**Passage given**
I’m very sorry for the late post, but I’ve had a very busy and full day… and this isn’t my full time job, however much I would like for it to be. No really, pay me and I will make it so. *wink*

Any-ho-ho here’s the bits from the reading and a few updates. They all interrelate, you know how I like to draw lines.

First the Conscious Life Expo (post conference) with Hank Wesselman.

As I read The Bowl of Light and get better acquainted with him and the story I am moved to comment and support his work and path. You can read the review here, at Lifencompass. I love this book.

Yesterday was no exception to my enjoyment, or my exploration. Hank is lovingly multifaceted, humorous, intelligent, detailed, wise, and learned. I sat in the presence of an elder and I came away better for it. First for knowing that his work rings truth and second that he is, really, a walker between worlds. There was a distinctive twinkle in his eyes that communicated the light of what he represents and teaches. We’re lucky to have him, and people like him, in the world today. He sees into you, he looks at you from the heart. A Shaman.

After the seminar, and some Journey Work to the drum: forgiveness. Healing. Compassion. My friend K and I took some time to catch up and talk about events in the world. Most specifically the recent changes and the quickened, or compact, nature of the latests shifts. (See end of last year through present).

I have to reference this week, last weeks reading:

The spirit addresses us in those who command the physical. Men or women who are rulers in their own right, leaders, kings, emperors, politicians, officials. The light shines through them, their message or the message around them. This is significant in that their decisions are affecting our environment, the physical and social realms that we operate within. The mother.

We are rulers in our own right. Do not let persuasive power move you. Keep your wit and your strength, by claiming your own choices (destiny) and going the direction that feels right for your own growth, practice, or period of life.

This flows with and through a pervasive sense of rising waters as the energy shifts in the subtle, that are chaning consciousness. It is as if the flavor of things have changed and we are all experiencing it. Some of us on a conscious level, others simply living through it.

This week the catalyst has been sent to us. The cracks in the world of last weeks reading have been set to motion, as the Tower places center in our weekly spread.

**Supplied data**
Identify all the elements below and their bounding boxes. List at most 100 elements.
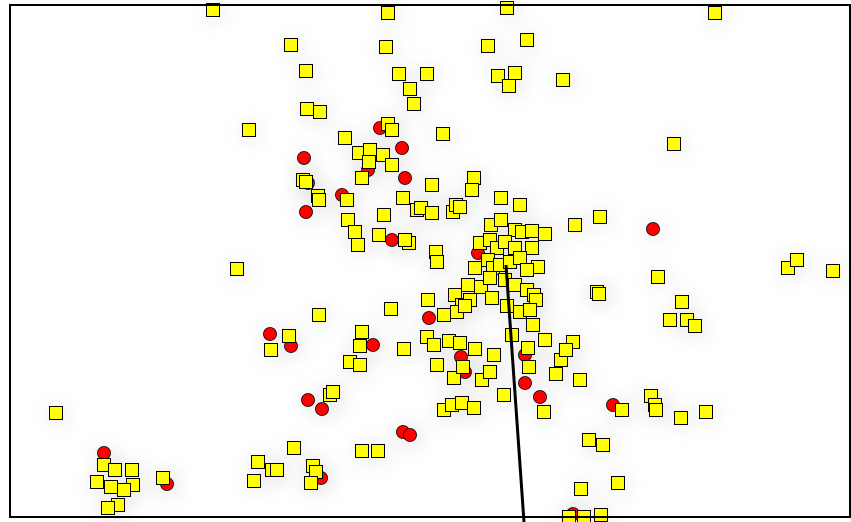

**Short exercise A**
Decide whether each statement agrees with the post, answering yes or no and quoting the words that decide it: (i) The author does this writing as a full-time job. (ii) The Tower sits at the center of this week's spread. (iii) The author is reading The Bowl of Light.
**Short exercise B**
According to the post, where can the review of The Bowl of Light be read?

**Exercise response A**
(i) No: "this isn’t my full time job, however much I would like for it to be."
(ii) Yes: "as the Tower places center in our weekly spread."
(iii) Yes: "As I read The Bowl of Light and get better acquainted with him and the story"

**Exercise response B**
At Lifencompass.